Work required =>
Copy the listing from its first line down to the line holding "author-sup: 2,† [776,277,791,289]", with both of those lines included.

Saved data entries
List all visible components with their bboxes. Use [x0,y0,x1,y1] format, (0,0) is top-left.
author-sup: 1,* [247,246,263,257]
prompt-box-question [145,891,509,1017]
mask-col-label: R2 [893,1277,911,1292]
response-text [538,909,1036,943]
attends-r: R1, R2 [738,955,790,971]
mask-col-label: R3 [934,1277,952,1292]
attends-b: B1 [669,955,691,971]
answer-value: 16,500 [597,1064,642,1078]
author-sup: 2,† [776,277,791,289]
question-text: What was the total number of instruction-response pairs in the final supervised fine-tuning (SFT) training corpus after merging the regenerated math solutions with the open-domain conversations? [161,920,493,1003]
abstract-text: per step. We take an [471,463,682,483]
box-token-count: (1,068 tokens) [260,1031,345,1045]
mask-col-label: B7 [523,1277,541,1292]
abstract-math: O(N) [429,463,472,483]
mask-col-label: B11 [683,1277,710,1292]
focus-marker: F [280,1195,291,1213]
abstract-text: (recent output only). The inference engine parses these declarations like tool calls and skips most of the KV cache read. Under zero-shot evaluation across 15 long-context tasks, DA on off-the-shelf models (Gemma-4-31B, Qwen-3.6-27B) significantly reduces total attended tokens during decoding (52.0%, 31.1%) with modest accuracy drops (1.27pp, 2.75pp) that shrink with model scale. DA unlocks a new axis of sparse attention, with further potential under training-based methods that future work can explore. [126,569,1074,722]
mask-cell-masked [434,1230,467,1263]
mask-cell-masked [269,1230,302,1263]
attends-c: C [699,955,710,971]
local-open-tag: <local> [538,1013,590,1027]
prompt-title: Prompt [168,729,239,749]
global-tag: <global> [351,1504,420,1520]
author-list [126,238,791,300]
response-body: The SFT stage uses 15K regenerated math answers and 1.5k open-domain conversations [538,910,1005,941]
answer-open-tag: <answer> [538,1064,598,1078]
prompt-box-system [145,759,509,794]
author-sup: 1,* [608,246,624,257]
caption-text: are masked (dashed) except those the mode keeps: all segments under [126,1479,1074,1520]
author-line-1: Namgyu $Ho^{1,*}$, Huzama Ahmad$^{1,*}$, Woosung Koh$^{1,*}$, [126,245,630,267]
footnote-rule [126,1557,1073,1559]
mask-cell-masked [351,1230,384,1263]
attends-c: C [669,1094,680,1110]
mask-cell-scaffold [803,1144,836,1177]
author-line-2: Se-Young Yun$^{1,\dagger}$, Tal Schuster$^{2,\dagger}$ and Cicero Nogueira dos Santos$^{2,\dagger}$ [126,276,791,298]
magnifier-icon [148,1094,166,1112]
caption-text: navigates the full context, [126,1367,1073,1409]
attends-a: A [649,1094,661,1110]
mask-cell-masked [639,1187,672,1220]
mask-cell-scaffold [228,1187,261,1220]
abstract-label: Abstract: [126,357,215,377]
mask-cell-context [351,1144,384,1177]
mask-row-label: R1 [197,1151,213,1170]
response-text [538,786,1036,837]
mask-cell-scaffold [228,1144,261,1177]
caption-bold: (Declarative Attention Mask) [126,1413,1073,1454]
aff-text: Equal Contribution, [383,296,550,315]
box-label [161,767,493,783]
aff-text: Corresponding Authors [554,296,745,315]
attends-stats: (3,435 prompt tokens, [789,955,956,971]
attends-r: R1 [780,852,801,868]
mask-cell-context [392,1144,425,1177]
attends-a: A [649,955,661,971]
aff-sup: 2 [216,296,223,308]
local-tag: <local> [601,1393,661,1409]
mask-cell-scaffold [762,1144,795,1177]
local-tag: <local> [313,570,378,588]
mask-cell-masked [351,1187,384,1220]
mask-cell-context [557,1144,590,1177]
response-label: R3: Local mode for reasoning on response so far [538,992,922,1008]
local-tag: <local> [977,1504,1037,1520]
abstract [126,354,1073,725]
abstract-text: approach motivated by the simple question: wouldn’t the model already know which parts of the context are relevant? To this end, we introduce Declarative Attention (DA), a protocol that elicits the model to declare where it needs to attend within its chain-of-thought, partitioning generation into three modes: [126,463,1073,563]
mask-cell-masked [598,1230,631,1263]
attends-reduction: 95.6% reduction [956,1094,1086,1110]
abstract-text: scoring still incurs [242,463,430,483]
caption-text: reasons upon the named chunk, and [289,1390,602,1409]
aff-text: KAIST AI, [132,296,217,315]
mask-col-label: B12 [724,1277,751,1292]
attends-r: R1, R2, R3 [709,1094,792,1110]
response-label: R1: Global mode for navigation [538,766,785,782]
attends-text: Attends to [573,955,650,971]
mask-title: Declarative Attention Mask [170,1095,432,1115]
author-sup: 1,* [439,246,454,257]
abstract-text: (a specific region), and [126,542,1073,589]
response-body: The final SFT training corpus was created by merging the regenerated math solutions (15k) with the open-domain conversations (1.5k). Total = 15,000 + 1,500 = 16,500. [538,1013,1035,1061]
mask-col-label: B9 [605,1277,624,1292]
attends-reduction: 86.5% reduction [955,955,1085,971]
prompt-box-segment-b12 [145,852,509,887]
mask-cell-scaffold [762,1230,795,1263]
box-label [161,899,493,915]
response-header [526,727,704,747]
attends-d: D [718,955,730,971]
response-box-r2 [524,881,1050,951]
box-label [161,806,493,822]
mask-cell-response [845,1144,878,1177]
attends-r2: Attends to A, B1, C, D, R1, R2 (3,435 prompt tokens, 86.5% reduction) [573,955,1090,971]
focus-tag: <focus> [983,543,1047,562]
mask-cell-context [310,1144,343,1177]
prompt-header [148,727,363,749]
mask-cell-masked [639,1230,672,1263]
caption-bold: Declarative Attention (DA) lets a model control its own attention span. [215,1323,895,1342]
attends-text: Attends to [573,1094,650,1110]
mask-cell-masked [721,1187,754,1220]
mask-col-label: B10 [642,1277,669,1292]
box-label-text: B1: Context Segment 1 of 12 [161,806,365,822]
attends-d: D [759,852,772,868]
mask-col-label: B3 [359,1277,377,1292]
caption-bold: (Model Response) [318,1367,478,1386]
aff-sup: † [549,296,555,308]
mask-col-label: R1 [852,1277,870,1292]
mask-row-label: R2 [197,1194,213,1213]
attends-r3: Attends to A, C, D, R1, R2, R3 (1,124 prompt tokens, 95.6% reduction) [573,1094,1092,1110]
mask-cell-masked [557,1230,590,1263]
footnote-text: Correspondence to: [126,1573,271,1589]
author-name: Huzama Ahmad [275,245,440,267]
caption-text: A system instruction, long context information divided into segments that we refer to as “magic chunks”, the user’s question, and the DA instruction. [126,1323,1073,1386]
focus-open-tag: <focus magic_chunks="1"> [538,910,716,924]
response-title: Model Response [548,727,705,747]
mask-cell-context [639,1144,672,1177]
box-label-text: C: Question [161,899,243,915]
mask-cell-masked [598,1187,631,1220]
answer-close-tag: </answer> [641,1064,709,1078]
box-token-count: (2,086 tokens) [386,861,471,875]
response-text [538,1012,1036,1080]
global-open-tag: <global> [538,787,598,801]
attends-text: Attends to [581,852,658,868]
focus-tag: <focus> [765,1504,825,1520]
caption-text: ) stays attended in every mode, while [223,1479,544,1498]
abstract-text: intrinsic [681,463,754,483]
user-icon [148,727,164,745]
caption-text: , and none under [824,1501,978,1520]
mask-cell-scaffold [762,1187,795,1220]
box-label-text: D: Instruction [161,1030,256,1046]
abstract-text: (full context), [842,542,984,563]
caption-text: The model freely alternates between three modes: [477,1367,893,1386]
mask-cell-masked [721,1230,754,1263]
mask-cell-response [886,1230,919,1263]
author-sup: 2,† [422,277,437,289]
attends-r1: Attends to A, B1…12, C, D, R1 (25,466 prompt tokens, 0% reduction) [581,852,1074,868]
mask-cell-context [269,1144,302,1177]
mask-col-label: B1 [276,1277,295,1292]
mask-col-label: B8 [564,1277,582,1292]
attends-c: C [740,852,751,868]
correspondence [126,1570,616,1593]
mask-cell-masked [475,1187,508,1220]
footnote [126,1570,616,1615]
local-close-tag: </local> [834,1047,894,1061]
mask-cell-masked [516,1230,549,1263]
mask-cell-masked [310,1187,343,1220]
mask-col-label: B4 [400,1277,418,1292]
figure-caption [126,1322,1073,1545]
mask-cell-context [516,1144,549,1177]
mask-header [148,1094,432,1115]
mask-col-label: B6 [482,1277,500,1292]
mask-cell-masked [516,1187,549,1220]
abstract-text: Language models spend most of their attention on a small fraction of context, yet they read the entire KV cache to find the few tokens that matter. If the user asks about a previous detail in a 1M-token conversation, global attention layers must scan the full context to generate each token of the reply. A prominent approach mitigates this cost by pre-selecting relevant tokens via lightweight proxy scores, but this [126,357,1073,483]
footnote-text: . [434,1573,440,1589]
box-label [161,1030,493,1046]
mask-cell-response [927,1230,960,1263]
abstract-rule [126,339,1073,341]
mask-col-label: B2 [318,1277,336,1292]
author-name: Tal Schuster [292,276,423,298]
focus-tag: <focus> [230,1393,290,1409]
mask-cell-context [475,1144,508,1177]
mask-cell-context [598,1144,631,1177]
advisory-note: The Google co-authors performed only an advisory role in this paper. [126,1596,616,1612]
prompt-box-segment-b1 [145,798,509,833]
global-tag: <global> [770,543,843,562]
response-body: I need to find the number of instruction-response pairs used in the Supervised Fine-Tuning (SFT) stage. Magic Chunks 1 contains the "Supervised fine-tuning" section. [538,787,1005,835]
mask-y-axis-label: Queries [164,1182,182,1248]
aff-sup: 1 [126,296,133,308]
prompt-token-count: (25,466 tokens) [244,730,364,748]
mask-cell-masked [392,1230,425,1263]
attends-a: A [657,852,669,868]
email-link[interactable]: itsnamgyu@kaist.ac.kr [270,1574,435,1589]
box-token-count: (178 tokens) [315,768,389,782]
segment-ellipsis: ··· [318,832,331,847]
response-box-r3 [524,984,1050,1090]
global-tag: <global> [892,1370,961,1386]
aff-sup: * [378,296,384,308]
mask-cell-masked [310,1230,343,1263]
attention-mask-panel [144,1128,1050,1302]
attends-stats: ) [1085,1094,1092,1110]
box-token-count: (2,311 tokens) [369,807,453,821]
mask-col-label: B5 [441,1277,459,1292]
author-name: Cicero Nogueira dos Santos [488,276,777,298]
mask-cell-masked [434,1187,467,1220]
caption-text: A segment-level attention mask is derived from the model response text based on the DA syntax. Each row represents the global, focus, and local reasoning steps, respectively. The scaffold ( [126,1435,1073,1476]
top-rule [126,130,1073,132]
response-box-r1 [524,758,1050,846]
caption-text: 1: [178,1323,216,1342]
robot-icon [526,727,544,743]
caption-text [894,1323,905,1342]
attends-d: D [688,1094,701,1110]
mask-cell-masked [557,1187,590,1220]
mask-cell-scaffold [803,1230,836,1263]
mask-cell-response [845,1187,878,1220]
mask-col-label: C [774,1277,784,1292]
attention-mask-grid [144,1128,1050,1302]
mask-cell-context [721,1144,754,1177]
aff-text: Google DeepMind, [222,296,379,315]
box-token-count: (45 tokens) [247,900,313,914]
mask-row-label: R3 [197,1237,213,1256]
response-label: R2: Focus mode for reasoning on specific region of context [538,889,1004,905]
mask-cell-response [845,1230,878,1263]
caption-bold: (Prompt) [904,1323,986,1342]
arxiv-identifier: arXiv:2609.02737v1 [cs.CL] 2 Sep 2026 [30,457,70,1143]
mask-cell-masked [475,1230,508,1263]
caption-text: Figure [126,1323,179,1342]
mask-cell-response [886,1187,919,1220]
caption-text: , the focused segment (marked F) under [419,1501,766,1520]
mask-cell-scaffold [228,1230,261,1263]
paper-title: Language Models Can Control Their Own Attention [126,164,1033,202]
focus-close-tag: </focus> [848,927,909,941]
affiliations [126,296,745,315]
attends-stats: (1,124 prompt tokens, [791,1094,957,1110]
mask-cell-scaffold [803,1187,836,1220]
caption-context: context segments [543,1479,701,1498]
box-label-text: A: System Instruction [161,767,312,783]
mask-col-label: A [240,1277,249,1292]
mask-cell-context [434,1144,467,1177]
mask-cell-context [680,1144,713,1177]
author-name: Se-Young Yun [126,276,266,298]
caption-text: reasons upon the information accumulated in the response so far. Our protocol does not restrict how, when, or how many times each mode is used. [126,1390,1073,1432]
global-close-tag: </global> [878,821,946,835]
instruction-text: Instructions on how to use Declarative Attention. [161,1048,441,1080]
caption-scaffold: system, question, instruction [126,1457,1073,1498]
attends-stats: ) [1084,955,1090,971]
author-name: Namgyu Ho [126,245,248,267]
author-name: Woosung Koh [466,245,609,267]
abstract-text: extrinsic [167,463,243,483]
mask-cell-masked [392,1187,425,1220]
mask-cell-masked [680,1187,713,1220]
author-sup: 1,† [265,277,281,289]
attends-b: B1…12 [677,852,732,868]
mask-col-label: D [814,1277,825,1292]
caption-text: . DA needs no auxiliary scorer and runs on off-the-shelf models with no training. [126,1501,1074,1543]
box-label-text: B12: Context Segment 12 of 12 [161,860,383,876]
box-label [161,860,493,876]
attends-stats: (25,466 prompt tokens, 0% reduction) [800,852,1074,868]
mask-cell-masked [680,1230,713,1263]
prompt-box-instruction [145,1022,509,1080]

Result below =>
List all visible components with their bboxes. Use [x0,y0,x1,y1] format, (0,0) is top-left.
author-sup: 1,* [247,246,263,257]
prompt-box-question [145,891,509,1017]
mask-col-label: R2 [893,1277,911,1292]
response-text [538,909,1036,943]
attends-r: R1, R2 [738,955,790,971]
mask-col-label: R3 [934,1277,952,1292]
attends-b: B1 [669,955,691,971]
answer-value: 16,500 [597,1064,642,1078]
author-sup: 2,† [776,277,791,289]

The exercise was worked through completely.